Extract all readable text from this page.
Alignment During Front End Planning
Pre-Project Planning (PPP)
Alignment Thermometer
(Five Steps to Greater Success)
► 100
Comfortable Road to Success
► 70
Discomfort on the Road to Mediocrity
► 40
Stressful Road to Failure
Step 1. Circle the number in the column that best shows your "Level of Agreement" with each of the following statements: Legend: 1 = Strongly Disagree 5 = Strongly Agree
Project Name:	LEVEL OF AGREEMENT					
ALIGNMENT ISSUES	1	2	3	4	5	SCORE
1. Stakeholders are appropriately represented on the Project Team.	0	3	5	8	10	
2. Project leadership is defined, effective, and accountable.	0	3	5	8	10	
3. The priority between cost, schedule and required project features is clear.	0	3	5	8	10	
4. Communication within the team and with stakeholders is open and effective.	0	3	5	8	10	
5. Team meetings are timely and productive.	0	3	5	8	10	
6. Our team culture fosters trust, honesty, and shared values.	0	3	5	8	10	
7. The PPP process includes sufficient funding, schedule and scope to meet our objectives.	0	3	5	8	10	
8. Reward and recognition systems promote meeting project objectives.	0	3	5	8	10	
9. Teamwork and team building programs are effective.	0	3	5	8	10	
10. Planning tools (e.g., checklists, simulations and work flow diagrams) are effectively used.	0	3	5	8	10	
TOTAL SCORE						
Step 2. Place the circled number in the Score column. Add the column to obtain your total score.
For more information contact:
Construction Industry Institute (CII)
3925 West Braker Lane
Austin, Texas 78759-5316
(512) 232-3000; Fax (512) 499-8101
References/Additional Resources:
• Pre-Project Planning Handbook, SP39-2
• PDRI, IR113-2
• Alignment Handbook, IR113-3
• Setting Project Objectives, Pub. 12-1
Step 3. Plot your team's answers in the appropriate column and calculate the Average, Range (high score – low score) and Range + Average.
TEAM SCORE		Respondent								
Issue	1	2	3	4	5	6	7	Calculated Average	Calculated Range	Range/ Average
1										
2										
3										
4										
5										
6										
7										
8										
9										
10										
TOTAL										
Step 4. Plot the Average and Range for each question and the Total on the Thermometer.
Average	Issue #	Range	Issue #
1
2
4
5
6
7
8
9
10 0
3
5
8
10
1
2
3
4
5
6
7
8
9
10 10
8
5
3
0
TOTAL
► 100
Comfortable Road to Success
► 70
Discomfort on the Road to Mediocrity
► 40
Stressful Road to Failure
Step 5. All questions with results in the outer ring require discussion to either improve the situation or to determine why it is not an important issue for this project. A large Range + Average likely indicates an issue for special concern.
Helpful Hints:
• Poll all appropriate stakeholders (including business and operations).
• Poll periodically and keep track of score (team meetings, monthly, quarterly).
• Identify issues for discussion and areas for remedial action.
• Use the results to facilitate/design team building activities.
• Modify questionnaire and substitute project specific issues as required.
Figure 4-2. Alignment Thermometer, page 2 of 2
--------------------------------------------------
Go through the listing above and restate it word for word.

__Output__.
Extract all readable text from this page.
Alignment During Front End Planning
Pre-Project Planning (PPP)
Alignment Thermometer
(Five Steps to Greater Success)
► 100
Comfortable Road to Success
► 70
Discomfort on the Road to Mediocrity
► 40
Stressful Road to Failure
Step 1. Circle the number in the column that best shows your "Level of Agreement" with each of the following statements: Legend: 1 = Strongly Disagree 5 = Strongly Agree
Project Name:	LEVEL OF AGREEMENT					
ALIGNMENT ISSUES	1	2	3	4	5	SCORE
1. Stakeholders are appropriately represented on the Project Team.	0	3	5	8	10	
2. Project leadership is defined, effective, and accountable.	0	3	5	8	10	
3. The priority between cost, schedule and required project features is clear.	0	3	5	8	10	
4. Communication within the team and with stakeholders is open and effective.	0	3	5	8	10	
5. Team meetings are timely and productive.	0	3	5	8	10	
6. Our team culture fosters trust, honesty, and shared values.	0	3	5	8	10	
7. The PPP process includes sufficient funding, schedule and scope to meet our objectives.	0	3	5	8	10	
8. Reward and recognition systems promote meeting project objectives.	0	3	5	8	10	
9. Teamwork and team building programs are effective.	0	3	5	8	10	
10. Planning tools (e.g., checklists, simulations and work flow diagrams) are effectively used.	0	3	5	8	10	
TOTAL SCORE						
Step 2. Place the circled number in the Score column. Add the column to obtain your total score.
For more information contact:
Construction Industry Institute (CII)
3925 West Braker Lane
Austin, Texas 78759-5316
(512) 232-3000; Fax (512) 499-8101
References/Additional Resources:
• Pre-Project Planning Handbook, SP39-2
• PDRI, IR113-2
• Alignment Handbook, IR113-3
• Setting Project Objectives, Pub. 12-1
Step 3. Plot your team's answers in the appropriate column and calculate the Average, Range (high score – low score) and Range + Average.
TEAM SCORE		Respondent								
Issue	1	2	3	4	5	6	7	Calculated Average	Calculated Range	Range/ Average
1										
2										
3										
4										
5										
6										
7										
8										
9										
10										
TOTAL										
Step 4. Plot the Average and Range for each question and the Total on the Thermometer.
Average	Issue #	Range	Issue #
1
2
4
5
6
7
8
9
10 0
3
5
8
10
1
2
3
4
5
6
7
8
9
10 10
8
5
3
0
TOTAL
► 100
Comfortable Road to Success
► 70
Discomfort on the Road to Mediocrity
► 40
Stressful Road to Failure
Step 5. All questions with results in the outer ring require discussion to either improve the situation or to determine why it is not an important issue for this project. A large Range + Average likely indicates an issue for special concern.
Helpful Hints:
• Poll all appropriate stakeholders (including business and operations).
• Poll periodically and keep track of score (team meetings, monthly, quarterly).
• Identify issues for discussion and areas for remedial action.
• Use the results to facilitate/design team building activities.
• Modify questionnaire and substitute project specific issues as required.
Figure 4-2. Alignment Thermometer, page 2 of 2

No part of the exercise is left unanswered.